··· The records ···
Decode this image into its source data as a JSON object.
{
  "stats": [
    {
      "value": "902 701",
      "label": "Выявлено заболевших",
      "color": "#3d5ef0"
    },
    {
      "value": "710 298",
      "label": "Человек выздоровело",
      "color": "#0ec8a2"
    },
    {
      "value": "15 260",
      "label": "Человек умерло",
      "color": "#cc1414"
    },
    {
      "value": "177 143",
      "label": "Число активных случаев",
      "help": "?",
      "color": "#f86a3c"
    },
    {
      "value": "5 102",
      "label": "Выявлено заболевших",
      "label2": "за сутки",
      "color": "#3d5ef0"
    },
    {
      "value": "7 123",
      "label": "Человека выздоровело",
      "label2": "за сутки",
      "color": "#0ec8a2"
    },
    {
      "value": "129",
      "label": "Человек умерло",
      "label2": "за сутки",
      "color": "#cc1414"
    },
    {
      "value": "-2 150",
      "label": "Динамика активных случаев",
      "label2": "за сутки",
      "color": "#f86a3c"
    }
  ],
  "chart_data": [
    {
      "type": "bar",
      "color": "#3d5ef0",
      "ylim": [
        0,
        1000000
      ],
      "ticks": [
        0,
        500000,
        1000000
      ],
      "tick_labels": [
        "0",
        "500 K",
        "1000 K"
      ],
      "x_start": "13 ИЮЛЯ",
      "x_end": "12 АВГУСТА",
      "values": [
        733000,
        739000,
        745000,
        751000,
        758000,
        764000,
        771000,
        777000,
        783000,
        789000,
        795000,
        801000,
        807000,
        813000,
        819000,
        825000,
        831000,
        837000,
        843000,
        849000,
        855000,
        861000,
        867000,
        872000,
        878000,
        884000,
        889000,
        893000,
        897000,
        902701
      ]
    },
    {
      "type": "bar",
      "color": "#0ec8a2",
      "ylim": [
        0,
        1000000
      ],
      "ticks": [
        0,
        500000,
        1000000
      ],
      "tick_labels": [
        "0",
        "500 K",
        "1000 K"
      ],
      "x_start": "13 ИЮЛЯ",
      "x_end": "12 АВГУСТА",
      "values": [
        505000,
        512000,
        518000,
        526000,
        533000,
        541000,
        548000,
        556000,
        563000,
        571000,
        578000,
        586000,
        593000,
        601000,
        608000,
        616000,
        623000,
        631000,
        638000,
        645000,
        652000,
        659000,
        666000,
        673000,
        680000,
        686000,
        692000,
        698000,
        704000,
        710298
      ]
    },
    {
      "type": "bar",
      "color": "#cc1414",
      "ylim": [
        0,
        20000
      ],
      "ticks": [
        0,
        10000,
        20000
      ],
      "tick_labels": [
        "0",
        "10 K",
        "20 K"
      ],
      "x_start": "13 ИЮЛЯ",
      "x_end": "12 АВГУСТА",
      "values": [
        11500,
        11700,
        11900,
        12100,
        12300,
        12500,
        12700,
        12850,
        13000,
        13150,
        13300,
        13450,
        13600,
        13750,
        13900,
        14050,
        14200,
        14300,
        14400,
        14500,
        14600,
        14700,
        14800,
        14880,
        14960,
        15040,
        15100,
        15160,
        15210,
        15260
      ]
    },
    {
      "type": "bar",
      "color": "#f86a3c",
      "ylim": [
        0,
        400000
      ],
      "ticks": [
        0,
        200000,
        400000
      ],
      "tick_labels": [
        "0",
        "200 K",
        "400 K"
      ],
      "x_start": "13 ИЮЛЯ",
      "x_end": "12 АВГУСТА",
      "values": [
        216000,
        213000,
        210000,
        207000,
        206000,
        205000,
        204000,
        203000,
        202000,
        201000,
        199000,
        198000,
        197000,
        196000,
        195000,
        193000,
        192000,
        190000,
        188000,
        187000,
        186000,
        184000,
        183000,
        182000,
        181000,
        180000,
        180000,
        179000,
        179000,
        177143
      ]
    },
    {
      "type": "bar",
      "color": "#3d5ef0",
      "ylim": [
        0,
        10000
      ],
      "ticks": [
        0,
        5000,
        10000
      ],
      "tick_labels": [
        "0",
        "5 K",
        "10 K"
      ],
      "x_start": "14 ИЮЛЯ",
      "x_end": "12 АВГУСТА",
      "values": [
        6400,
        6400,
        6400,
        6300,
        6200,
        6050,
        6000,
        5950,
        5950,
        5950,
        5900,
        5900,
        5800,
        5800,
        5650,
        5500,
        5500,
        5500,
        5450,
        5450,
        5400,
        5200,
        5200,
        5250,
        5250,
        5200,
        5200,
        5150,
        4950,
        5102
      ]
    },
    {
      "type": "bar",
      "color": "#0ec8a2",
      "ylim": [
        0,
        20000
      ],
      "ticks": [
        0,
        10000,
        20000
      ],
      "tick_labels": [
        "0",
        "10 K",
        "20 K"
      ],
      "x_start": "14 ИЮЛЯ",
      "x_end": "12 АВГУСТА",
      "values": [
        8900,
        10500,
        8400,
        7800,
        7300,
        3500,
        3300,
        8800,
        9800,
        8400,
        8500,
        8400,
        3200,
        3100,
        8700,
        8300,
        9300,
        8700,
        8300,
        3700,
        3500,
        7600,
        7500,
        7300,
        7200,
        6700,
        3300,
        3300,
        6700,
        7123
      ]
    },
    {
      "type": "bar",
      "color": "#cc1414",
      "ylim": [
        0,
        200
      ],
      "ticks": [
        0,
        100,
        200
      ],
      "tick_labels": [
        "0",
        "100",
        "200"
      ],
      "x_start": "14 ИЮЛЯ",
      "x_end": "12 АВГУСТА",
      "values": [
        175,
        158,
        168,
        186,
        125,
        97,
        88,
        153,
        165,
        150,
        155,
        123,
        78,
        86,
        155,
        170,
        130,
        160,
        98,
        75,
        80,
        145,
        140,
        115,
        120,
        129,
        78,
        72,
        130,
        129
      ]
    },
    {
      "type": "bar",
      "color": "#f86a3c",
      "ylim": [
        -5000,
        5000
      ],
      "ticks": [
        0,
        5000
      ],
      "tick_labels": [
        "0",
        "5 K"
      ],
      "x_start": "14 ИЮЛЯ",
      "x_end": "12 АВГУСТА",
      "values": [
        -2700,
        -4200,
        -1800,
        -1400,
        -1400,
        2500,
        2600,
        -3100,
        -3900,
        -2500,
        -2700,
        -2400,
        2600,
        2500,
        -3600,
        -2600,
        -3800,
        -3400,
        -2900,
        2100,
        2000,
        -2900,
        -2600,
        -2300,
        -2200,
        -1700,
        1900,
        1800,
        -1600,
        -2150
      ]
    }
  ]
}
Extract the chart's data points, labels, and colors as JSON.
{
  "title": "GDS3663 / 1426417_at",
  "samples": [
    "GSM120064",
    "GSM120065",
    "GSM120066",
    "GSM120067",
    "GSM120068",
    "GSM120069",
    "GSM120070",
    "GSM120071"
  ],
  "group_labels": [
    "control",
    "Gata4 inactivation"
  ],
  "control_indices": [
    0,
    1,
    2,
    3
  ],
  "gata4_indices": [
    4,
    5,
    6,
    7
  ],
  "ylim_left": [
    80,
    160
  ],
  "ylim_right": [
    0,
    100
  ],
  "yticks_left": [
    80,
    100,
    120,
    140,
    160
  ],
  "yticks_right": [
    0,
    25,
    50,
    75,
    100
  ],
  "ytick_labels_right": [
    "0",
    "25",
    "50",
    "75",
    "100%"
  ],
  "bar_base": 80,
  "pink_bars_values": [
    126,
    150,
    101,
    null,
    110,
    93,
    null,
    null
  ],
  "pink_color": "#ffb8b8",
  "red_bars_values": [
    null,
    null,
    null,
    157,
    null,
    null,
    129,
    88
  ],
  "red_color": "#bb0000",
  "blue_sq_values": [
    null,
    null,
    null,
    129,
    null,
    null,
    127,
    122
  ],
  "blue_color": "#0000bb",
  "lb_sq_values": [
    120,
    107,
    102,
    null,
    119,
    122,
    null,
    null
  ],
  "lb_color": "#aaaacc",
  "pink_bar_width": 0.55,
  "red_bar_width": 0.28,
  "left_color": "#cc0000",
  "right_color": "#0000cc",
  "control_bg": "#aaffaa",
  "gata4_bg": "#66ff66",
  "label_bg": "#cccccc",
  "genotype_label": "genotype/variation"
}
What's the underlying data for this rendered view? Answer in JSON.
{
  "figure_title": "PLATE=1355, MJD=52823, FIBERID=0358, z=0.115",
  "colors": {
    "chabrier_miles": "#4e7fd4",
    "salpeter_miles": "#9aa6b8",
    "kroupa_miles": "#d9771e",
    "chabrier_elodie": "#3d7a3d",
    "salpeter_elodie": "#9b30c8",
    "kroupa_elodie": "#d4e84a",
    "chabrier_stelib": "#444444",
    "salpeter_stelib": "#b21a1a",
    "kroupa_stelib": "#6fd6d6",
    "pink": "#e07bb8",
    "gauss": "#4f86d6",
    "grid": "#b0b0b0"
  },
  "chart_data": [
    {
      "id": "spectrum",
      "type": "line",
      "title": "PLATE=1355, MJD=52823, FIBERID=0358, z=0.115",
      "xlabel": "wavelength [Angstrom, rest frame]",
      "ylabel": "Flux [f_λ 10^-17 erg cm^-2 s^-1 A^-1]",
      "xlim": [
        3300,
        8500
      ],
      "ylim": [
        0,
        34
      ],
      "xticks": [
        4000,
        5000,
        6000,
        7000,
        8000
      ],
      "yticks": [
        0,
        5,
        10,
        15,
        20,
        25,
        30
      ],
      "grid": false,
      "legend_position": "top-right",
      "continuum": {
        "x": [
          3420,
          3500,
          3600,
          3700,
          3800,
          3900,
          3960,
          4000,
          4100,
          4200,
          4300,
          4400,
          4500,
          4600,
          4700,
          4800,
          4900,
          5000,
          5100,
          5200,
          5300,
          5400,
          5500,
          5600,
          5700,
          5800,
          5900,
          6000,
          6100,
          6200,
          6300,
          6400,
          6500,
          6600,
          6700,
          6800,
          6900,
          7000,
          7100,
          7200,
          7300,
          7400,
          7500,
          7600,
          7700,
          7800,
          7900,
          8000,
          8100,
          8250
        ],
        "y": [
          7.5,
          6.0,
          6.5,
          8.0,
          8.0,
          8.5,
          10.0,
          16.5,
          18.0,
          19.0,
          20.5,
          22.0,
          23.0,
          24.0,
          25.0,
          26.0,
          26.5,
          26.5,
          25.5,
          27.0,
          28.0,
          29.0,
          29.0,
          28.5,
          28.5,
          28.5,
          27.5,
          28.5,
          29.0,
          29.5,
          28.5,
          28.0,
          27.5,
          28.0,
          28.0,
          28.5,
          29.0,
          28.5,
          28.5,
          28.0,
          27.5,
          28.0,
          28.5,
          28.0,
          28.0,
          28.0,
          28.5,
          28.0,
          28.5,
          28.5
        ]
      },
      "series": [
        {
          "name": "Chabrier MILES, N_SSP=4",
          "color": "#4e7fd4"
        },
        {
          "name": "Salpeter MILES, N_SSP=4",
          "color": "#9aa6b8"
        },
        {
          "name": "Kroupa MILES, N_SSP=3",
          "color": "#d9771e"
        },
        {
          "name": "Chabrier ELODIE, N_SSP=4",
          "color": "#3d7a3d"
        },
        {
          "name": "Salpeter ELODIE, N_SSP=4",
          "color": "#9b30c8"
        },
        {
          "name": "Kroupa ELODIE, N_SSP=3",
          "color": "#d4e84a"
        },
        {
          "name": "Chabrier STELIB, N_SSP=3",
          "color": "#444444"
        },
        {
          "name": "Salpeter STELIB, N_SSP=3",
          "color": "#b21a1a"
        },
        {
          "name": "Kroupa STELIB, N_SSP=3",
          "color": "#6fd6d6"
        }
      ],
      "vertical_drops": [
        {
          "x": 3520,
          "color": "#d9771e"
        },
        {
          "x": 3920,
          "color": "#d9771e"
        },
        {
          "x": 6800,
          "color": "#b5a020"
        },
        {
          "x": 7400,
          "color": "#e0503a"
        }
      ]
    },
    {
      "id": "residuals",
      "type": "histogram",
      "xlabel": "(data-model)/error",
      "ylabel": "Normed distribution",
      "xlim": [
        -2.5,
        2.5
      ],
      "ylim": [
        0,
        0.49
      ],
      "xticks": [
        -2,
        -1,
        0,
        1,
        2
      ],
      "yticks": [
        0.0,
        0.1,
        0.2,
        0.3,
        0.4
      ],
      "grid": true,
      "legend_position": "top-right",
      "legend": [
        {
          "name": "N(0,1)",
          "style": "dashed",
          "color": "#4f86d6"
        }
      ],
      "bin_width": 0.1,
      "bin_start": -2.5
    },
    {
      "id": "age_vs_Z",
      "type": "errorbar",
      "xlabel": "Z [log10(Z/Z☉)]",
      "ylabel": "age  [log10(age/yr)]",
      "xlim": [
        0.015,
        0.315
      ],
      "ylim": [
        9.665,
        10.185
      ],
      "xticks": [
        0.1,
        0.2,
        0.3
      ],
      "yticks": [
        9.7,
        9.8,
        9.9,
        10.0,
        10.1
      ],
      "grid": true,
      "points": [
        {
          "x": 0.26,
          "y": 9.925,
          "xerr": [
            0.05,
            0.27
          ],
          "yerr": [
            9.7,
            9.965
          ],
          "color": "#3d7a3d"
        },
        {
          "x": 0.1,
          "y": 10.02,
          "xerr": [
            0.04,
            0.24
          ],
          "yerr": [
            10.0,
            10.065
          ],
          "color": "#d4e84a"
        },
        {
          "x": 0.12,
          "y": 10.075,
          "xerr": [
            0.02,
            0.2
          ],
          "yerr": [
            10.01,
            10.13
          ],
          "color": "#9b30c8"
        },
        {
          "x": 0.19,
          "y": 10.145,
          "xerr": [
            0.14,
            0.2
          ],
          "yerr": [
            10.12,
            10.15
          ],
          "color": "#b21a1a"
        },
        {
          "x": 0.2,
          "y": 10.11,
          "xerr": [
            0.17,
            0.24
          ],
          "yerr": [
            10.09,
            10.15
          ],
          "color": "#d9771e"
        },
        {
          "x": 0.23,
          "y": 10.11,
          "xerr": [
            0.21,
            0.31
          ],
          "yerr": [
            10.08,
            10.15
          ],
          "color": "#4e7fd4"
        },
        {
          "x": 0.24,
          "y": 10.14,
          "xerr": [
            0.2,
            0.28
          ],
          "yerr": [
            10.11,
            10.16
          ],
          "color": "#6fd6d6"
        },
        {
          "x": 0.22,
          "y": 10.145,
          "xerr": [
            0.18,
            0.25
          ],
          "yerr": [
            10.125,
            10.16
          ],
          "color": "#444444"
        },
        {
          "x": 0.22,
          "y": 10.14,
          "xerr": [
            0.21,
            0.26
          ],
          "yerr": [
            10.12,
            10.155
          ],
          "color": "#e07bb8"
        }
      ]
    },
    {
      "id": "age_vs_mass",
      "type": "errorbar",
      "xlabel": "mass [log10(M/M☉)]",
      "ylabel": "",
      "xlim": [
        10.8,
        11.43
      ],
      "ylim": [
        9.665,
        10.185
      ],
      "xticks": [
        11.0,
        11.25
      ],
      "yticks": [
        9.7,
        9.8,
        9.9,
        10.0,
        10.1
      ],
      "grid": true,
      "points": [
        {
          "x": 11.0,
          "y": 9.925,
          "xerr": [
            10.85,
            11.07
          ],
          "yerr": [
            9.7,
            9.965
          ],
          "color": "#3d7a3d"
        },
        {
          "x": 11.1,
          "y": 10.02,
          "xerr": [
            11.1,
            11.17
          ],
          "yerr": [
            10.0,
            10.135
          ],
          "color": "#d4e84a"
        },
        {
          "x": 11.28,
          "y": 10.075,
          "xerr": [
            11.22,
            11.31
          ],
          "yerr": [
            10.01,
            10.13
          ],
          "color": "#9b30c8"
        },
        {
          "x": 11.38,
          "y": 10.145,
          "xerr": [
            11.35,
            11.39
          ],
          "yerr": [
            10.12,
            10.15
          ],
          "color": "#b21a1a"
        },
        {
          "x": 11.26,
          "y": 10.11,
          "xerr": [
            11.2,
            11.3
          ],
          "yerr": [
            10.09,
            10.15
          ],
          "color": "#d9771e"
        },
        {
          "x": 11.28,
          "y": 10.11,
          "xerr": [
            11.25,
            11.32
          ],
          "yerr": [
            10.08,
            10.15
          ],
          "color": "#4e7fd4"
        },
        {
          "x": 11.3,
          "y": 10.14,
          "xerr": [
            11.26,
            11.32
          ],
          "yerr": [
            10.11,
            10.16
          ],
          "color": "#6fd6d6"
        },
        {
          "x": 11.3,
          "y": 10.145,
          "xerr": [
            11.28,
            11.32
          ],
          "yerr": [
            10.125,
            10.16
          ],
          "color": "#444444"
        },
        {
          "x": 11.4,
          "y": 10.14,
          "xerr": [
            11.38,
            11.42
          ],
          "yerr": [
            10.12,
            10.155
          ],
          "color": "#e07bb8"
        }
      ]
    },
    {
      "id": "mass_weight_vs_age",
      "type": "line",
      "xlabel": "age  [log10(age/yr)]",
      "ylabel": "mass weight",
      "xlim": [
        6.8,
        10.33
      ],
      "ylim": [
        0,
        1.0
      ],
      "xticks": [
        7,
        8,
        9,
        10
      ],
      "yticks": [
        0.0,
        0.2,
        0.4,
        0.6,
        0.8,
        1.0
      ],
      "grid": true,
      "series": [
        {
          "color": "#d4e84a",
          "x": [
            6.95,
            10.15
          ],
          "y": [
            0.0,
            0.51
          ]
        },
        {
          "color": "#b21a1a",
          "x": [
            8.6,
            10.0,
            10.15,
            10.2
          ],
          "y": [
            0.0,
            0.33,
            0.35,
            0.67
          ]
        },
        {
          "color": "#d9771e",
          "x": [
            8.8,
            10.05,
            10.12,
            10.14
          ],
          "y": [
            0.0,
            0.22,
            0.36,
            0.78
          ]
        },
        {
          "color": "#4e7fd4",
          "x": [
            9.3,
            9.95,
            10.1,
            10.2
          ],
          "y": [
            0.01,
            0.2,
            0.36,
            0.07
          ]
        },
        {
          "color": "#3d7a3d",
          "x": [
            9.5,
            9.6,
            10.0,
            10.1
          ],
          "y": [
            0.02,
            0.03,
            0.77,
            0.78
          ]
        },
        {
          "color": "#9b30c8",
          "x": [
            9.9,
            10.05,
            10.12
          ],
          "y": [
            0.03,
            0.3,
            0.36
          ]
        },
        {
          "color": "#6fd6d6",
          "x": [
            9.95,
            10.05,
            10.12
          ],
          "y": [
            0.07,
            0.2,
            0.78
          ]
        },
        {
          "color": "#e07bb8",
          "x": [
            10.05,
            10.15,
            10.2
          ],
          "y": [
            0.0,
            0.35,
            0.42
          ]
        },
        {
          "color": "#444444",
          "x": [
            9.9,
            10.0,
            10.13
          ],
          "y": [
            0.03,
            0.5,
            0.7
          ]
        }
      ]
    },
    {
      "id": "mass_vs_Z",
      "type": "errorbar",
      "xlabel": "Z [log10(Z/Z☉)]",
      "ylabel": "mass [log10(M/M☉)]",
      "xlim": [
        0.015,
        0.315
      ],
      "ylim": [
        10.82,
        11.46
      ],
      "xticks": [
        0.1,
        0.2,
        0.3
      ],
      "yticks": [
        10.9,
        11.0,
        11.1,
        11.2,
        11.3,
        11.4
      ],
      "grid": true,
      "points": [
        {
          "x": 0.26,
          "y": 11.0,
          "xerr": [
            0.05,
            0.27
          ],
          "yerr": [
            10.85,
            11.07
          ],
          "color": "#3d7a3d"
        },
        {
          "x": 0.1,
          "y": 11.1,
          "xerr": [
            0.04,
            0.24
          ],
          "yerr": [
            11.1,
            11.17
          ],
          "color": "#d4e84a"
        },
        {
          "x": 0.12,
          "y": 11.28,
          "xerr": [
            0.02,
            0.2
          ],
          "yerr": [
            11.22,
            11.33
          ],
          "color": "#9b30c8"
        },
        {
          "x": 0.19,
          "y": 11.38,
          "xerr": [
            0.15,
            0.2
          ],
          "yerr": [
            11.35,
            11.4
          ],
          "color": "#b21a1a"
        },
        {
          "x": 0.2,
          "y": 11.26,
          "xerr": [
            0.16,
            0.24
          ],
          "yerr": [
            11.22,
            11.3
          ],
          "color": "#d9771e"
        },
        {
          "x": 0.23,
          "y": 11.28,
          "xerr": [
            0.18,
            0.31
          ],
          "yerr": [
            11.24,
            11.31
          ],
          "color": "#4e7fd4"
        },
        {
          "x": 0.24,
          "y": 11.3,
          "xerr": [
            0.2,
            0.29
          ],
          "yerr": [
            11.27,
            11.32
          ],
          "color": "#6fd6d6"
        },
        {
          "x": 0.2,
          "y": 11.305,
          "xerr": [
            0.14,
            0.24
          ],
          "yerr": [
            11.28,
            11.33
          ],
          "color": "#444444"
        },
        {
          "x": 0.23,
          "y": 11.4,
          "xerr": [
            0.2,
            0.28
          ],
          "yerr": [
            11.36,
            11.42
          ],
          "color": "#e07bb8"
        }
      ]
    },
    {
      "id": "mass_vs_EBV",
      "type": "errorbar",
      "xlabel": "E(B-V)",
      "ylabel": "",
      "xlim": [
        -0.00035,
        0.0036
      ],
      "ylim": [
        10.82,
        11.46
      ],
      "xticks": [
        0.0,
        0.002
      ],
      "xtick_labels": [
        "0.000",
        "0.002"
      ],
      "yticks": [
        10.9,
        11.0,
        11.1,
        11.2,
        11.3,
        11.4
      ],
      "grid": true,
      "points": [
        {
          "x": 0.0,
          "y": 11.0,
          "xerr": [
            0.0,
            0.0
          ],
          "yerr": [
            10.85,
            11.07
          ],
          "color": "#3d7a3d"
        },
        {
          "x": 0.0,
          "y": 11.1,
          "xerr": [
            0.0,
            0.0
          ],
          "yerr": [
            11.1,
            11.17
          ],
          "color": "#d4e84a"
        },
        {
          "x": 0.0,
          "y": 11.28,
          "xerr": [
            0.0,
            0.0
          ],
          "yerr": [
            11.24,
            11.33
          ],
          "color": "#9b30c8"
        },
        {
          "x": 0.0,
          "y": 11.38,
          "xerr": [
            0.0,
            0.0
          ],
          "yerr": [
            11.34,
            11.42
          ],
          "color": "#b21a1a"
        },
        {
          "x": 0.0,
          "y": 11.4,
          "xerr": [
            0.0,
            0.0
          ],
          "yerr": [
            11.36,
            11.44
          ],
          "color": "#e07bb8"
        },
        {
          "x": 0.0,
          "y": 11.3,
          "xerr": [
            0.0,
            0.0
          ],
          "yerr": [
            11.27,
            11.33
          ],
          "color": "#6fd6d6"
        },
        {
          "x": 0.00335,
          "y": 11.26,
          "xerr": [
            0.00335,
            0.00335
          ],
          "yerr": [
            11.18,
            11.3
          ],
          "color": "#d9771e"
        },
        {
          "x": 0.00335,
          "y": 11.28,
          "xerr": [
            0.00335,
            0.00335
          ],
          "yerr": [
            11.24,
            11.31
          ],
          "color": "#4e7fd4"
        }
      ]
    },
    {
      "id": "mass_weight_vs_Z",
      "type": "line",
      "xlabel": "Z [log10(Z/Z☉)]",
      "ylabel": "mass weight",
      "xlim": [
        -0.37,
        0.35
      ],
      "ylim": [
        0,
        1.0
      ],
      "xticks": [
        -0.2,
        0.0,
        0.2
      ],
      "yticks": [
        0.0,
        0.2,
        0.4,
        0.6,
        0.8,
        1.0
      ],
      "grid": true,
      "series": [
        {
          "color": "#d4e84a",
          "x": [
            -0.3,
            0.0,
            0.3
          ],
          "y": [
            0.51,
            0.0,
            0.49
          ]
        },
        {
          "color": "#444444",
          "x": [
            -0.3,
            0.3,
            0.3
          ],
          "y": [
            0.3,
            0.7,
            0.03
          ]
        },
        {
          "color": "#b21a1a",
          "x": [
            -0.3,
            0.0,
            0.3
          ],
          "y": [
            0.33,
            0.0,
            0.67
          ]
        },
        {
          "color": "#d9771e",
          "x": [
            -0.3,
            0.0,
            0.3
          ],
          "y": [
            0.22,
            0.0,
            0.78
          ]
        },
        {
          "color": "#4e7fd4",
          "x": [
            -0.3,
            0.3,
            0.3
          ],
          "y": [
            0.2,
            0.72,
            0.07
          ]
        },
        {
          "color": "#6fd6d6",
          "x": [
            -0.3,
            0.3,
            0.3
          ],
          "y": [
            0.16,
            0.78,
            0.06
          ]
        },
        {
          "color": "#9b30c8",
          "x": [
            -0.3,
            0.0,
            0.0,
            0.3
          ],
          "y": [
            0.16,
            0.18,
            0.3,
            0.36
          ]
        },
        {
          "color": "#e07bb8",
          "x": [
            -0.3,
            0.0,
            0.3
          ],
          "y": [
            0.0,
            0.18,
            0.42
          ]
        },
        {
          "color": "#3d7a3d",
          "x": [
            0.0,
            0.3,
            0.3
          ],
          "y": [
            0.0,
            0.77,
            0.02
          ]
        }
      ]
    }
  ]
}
···
Show, from the listing above, each line that contains the word "name".

          "name": "Chabrier MILES, N_SSP=4",
          "name": "Salpeter MILES, N_SSP=4",
          "name": "Kroupa MILES, N_SSP=3",
          "name": "Chabrier ELODIE, N_SSP=4",
          "name": "Salpeter ELODIE, N_SSP=4",
          "name": "Kroupa ELODIE, N_SSP=3",
          "name": "Chabrier STELIB, N_SSP=3",
          "name": "Salpeter STELIB, N_SSP=3",
          "name": "Kroupa STELIB, N_SSP=3",
          "name": "N(0,1)",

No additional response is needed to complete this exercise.